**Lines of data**
──────────

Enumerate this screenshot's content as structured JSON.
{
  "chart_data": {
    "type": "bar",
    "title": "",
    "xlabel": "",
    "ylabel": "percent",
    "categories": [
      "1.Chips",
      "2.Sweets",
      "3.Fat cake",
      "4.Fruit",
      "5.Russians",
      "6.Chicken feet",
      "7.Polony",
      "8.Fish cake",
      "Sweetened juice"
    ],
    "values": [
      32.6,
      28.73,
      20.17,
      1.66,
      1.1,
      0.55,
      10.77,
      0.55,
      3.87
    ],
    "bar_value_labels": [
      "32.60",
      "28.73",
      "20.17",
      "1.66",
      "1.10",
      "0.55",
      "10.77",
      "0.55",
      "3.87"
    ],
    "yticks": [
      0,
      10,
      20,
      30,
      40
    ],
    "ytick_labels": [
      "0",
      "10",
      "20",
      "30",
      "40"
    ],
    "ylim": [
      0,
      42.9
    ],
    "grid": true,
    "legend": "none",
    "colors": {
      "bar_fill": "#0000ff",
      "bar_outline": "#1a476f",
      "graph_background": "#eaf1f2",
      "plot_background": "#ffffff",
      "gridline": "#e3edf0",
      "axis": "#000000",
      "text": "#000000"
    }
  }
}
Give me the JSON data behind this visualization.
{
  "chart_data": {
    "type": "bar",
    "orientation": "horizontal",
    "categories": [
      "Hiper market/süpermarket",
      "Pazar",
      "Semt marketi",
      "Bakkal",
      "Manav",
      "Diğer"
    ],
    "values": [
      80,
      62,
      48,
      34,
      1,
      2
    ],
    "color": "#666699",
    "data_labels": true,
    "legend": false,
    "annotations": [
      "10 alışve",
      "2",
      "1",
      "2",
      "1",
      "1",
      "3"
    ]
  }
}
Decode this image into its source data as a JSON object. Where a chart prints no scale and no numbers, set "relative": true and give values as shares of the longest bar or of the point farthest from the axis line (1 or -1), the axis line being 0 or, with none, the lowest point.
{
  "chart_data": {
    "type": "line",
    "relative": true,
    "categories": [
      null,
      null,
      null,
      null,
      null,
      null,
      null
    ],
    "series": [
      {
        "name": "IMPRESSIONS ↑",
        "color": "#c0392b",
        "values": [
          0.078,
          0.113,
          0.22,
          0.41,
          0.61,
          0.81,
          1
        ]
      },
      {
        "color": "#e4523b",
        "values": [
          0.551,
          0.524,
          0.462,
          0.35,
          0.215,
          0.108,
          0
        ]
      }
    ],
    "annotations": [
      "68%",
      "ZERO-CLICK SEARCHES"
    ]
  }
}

──────────

**Your task**
Print the material above once more, exactly.

**Reply**
Enumerate this screenshot's content as structured JSON.
{
  "chart_data": {
    "type": "bar",
    "title": "",
    "xlabel": "",
    "ylabel": "percent",
    "categories": [
      "1.Chips",
      "2.Sweets",
      "3.Fat cake",
      "4.Fruit",
      "5.Russians",
      "6.Chicken feet",
      "7.Polony",
      "8.Fish cake",
      "Sweetened juice"
    ],
    "values": [
      32.6,
      28.73,
      20.17,
      1.66,
      1.1,
      0.55,
      10.77,
      0.55,
      3.87
    ],
    "bar_value_labels": [
      "32.60",
      "28.73",
      "20.17",
      "1.66",
      "1.10",
      "0.55",
      "10.77",
      "0.55",
      "3.87"
    ],
    "yticks": [
      0,
      10,
      20,
      30,
      40
    ],
    "ytick_labels": [
      "0",
      "10",
      "20",
      "30",
      "40"
    ],
    "ylim": [
      0,
      42.9
    ],
    "grid": true,
    "legend": "none",
    "colors": {
      "bar_fill": "#0000ff",
      "bar_outline": "#1a476f",
      "graph_background": "#eaf1f2",
      "plot_background": "#ffffff",
      "gridline": "#e3edf0",
      "axis": "#000000",
      "text": "#000000"
    }
  }
}
Give me the JSON data behind this visualization.
{
  "chart_data": {
    "type": "bar",
    "orientation": "horizontal",
    "categories": [
      "Hiper market/süpermarket",
      "Pazar",
      "Semt marketi",
      "Bakkal",
      "Manav",
      "Diğer"
    ],
    "values": [
      80,
      62,
      48,
      34,
      1,
      2
    ],
    "color": "#666699",
    "data_labels": true,
    "legend": false,
    "annotations": [
      "10 alışve",
      "2",
      "1",
      "2",
      "1",
      "1",
      "3"
    ]
  }
}
Decode this image into its source data as a JSON object. Where a chart prints no scale and no numbers, set "relative": true and give values as shares of the longest bar or of the point farthest from the axis line (1 or -1), the axis line being 0 or, with none, the lowest point.
{
  "chart_data": {
    "type": "line",
    "relative": true,
    "categories": [
      null,
      null,
      null,
      null,
      null,
      null,
      null
    ],
    "series": [
      {
        "name": "IMPRESSIONS ↑",
        "color": "#c0392b",
        "values": [
          0.078,
          0.113,
          0.22,
          0.41,
          0.61,
          0.81,
          1
        ]
      },
      {
        "color": "#e4523b",
        "values": [
          0.551,
          0.524,
          0.462,
          0.35,
          0.215,
          0.108,
          0
        ]
      }
    ],
    "annotations": [
      "68%",
      "ZERO-CLICK SEARCHES"
    ]
  }
}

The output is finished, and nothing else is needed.